■ WHAT YOU SHOULD DO
Make an exact copy of each entry, leaving out every picture.

Dataset rows
= = = = = = =

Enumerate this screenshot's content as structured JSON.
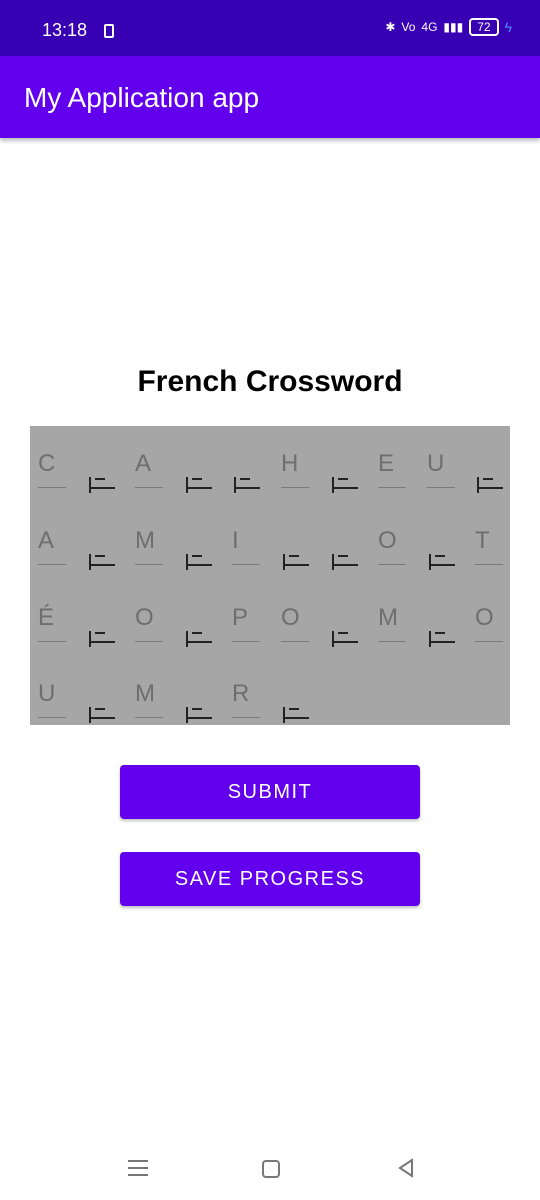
{
  "status_bar": {
    "time": "13:18",
    "battery": "72",
    "network_label": "4G"
  },
  "app_bar": {
    "title": "My Application app"
  },
  "page_title": "French Crossword",
  "crossword_rows": [
    [
      "C",
      "",
      "A",
      "",
      "",
      "H",
      "",
      "E",
      "U",
      ""
    ],
    [
      "A",
      "",
      "M",
      "",
      "I",
      "",
      "",
      "O",
      "",
      "T"
    ],
    [
      "É",
      "",
      "O",
      "",
      "P",
      "O",
      "",
      "M",
      "",
      "O"
    ],
    [
      "U",
      "",
      "M",
      "",
      "R",
      ""
    ]
  ],
  "buttons": {
    "submit": "SUBMIT",
    "save_progress": "SAVE PROGRESS"
  }
}
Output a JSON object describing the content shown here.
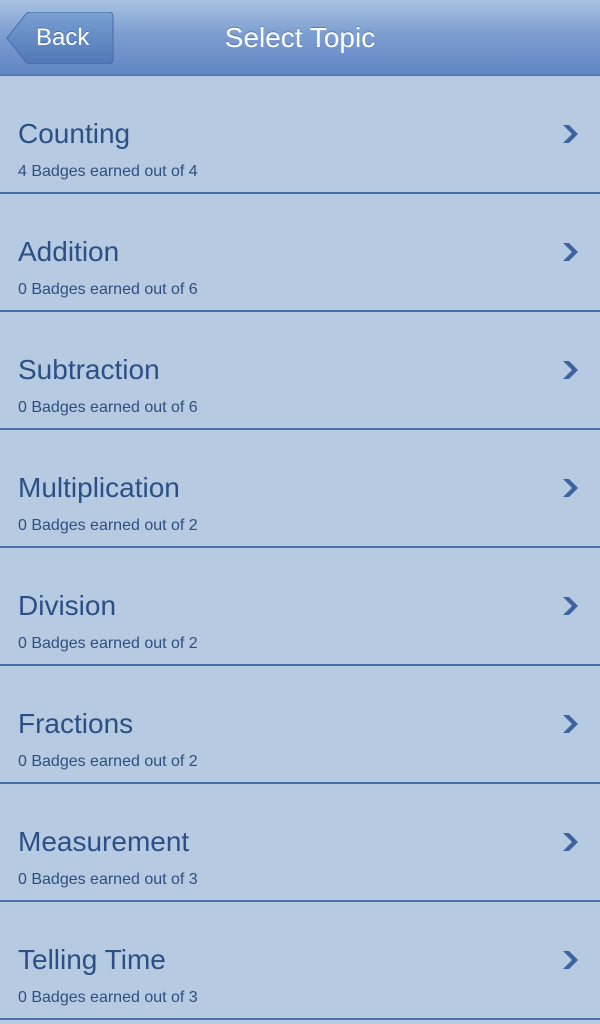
{
  "nav": {
    "back_label": "Back",
    "title": "Select Topic"
  },
  "topics": [
    {
      "name": "Counting",
      "badges": "4 Badges earned out of 4"
    },
    {
      "name": "Addition",
      "badges": "0 Badges earned out of 6"
    },
    {
      "name": "Subtraction",
      "badges": "0 Badges earned out of 6"
    },
    {
      "name": "Multiplication",
      "badges": "0 Badges earned out of 2"
    },
    {
      "name": "Division",
      "badges": "0 Badges earned out of 2"
    },
    {
      "name": "Fractions",
      "badges": "0 Badges earned out of 2"
    },
    {
      "name": "Measurement",
      "badges": "0 Badges earned out of 3"
    },
    {
      "name": "Telling Time",
      "badges": "0 Badges earned out of 3"
    }
  ],
  "icons": {
    "back": "back-arrow-shape",
    "row_disclosure": "chevron-right-icon"
  },
  "colors": {
    "nav_bar": "#6f94cb",
    "background": "#b6cbe2",
    "text": "#2c4f86",
    "separator": "#4a6ea6"
  }
}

= = = = = = =

■ EXPECTED ANSWER
Enumerate this screenshot's content as structured JSON.
{
  "status_bar": {
    "time": "13:18",
    "battery": "72",
    "network_label": "4G"
  },
  "app_bar": {
    "title": "My Application app"
  },
  "page_title": "French Crossword",
  "crossword_rows": [
    [
      "C",
      "",
      "A",
      "",
      "",
      "H",
      "",
      "E",
      "U",
      ""
    ],
    [
      "A",
      "",
      "M",
      "",
      "I",
      "",
      "",
      "O",
      "",
      "T"
    ],
    [
      "É",
      "",
      "O",
      "",
      "P",
      "O",
      "",
      "M",
      "",
      "O"
    ],
    [
      "U",
      "",
      "M",
      "",
      "R",
      ""
    ]
  ],
  "buttons": {
    "submit": "SUBMIT",
    "save_progress": "SAVE PROGRESS"
  }
}
Output a JSON object describing the content shown here.
{
  "nav": {
    "back_label": "Back",
    "title": "Select Topic"
  },
  "topics": [
    {
      "name": "Counting",
      "badges": "4 Badges earned out of 4"
    },
    {
      "name": "Addition",
      "badges": "0 Badges earned out of 6"
    },
    {
      "name": "Subtraction",
      "badges": "0 Badges earned out of 6"
    },
    {
      "name": "Multiplication",
      "badges": "0 Badges earned out of 2"
    },
    {
      "name": "Division",
      "badges": "0 Badges earned out of 2"
    },
    {
      "name": "Fractions",
      "badges": "0 Badges earned out of 2"
    },
    {
      "name": "Measurement",
      "badges": "0 Badges earned out of 3"
    },
    {
      "name": "Telling Time",
      "badges": "0 Badges earned out of 3"
    }
  ],
  "icons": {
    "back": "back-arrow-shape",
    "row_disclosure": "chevron-right-icon"
  },
  "colors": {
    "nav_bar": "#6f94cb",
    "background": "#b6cbe2",
    "text": "#2c4f86",
    "separator": "#4a6ea6"
  }
}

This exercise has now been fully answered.